WRITTEN INSTRUCTION — Copy the rows word for word, starting with the first row and ending with the line containing "chapter-title: CHAPTER 2: Greek", including both of those lines.

WORKING DATA —
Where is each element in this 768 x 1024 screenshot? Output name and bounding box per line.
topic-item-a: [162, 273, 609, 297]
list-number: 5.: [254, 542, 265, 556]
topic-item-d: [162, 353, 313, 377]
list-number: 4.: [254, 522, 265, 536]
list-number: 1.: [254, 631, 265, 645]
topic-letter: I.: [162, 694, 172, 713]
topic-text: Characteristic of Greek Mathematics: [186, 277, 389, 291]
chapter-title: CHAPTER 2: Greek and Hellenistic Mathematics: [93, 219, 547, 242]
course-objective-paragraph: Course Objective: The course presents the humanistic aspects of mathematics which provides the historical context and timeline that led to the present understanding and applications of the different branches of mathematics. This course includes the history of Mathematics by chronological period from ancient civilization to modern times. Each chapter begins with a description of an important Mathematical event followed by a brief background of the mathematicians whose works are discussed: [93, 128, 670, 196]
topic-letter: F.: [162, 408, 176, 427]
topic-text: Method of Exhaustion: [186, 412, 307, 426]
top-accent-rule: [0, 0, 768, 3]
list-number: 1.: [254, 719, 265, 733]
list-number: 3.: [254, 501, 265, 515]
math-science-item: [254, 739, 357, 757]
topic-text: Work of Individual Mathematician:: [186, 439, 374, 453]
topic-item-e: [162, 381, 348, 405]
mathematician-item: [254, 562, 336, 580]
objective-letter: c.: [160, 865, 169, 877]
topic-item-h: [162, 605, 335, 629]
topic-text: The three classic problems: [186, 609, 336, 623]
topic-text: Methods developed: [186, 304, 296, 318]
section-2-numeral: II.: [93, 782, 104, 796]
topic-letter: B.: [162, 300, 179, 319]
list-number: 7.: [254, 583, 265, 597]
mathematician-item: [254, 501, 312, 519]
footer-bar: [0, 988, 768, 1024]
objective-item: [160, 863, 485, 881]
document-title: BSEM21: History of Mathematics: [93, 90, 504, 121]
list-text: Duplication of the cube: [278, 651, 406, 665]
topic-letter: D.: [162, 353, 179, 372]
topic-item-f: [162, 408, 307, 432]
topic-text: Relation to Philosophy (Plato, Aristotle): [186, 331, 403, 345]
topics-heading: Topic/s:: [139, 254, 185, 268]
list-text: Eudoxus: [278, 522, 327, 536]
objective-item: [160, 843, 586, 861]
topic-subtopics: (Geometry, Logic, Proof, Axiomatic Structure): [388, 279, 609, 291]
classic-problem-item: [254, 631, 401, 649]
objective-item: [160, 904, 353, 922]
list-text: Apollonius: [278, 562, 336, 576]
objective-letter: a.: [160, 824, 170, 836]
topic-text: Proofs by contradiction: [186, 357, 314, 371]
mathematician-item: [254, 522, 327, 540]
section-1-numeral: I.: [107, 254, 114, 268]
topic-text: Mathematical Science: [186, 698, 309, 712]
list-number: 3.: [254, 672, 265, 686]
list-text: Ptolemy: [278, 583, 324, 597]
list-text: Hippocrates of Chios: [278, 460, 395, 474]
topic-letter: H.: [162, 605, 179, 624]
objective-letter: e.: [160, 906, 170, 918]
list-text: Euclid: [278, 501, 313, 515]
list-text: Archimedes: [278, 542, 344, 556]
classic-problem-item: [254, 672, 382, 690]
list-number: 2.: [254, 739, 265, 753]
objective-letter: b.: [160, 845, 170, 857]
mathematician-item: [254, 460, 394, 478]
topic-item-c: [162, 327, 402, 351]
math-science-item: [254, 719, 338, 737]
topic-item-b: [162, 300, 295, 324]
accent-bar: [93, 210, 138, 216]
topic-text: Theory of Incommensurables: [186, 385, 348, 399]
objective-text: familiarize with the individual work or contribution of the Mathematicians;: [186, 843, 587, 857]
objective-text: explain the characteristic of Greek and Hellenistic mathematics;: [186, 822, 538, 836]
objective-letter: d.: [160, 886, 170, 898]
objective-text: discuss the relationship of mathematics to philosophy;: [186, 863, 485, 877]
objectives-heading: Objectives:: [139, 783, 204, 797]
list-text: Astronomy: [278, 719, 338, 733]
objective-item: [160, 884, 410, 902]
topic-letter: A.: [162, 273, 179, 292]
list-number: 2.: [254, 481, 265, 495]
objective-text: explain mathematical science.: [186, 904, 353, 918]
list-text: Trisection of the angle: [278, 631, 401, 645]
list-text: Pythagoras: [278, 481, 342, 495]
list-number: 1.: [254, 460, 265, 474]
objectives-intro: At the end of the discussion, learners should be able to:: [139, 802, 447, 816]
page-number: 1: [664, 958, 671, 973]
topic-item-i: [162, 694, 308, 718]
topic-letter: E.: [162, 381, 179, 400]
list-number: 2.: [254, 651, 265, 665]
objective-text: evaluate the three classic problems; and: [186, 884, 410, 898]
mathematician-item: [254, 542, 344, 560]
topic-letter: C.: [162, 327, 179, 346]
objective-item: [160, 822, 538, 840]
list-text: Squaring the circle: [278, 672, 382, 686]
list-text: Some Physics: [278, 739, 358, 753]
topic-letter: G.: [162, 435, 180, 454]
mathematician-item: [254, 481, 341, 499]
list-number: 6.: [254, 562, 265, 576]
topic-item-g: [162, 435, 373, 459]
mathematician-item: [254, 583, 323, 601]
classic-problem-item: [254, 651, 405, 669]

COMPLETE OUTPUT —
Where is each element in this 768 x 1024 screenshot? Output name and bounding box per line.
topic-item-a: [162, 273, 609, 297]
list-number: 5.: [254, 542, 265, 556]
topic-item-d: [162, 353, 313, 377]
list-number: 4.: [254, 522, 265, 536]
list-number: 1.: [254, 631, 265, 645]
topic-letter: I.: [162, 694, 172, 713]
topic-text: Characteristic of Greek Mathematics: [186, 277, 389, 291]
chapter-title: CHAPTER 2: Greek and Hellenistic Mathematics: [93, 219, 547, 242]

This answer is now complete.